- [Stated exercise]
Can you write out all the lines word for word, with no pictures?

* Begin Data provided *

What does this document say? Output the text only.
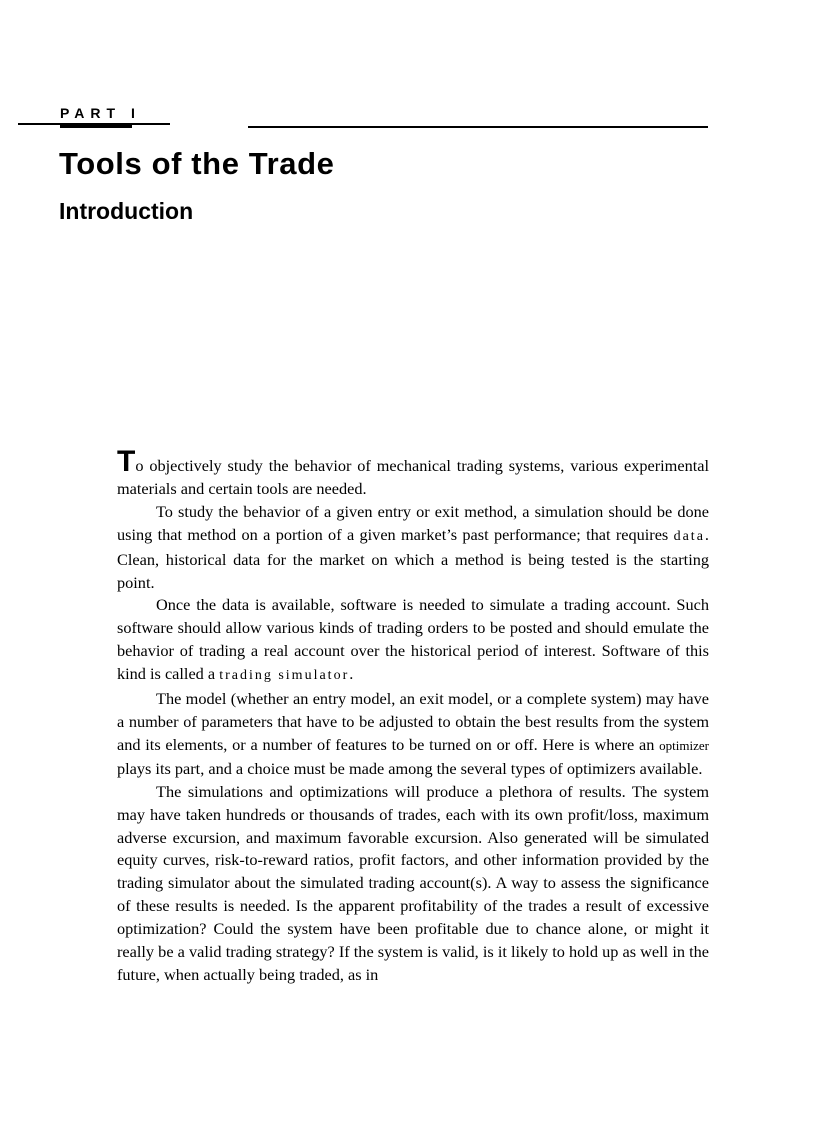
PART I
Tools of the Trade
Introduction

To objectively study the behavior of mechanical trading systems, various experimental materials and certain tools are needed.

To study the behavior of a given entry or exit method, a simulation should be done using that method on a portion of a given market’s past performance; that requires data. Clean, historical data for the market on which a method is being tested is the starting point.

Once the data is available, software is needed to simulate a trading account. Such software should allow various kinds of trading orders to be posted and should emulate the behavior of trading a real account over the historical period of interest. Software of this kind is called a trading simulator.

The model (whether an entry model, an exit model, or a complete system) may have a number of parameters that have to be adjusted to obtain the best results from the system and its elements, or a number of features to be turned on or off. Here is where an optimizer plays its part, and a choice must be made among the several types of optimizers available.

The simulations and optimizations will produce a plethora of results. The system may have taken hundreds or thousands of trades, each with its own profit/loss, maximum adverse excursion, and maximum favorable excursion. Also generated will be simulated equity curves, risk-to-reward ratios, profit factors, and other information provided by the trading simulator about the simulated trading account(s). A way to assess the significance of these results is needed. Is the apparent profitability of the trades a result of excessive optimization? Could the system have been profitable due to chance alone, or might it really be a valid trading strategy? If the system is valid, is it likely to hold up as well in the future, when actually being traded, as in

* End Data provided *

- [Answer in full]
What does this document say? Output the text only.
PART I
Tools of the Trade
Introduction

To objectively study the behavior of mechanical trading systems, various experimental materials and certain tools are needed.

To study the behavior of a given entry or exit method, a simulation should be done using that method on a portion of a given market’s past performance; that requires data. Clean, historical data for the market on which a method is being tested is the starting point.

Once the data is available, software is needed to simulate a trading account. Such software should allow various kinds of trading orders to be posted and should emulate the behavior of trading a real account over the historical period of interest. Software of this kind is called a trading simulator.

The model (whether an entry model, an exit model, or a complete system) may have a number of parameters that have to be adjusted to obtain the best results from the system and its elements, or a number of features to be turned on or off. Here is where an optimizer plays its part, and a choice must be made among the several types of optimizers available.

The simulations and optimizations will produce a plethora of results. The system may have taken hundreds or thousands of trades, each with its own profit/loss, maximum adverse excursion, and maximum favorable excursion. Also generated will be simulated equity curves, risk-to-reward ratios, profit factors, and other information provided by the trading simulator about the simulated trading account(s). A way to assess the significance of these results is needed. Is the apparent profitability of the trades a result of excessive optimization? Could the system have been profitable due to chance alone, or might it really be a valid trading strategy? If the system is valid, is it likely to hold up as well in the future, when actually being traded, as in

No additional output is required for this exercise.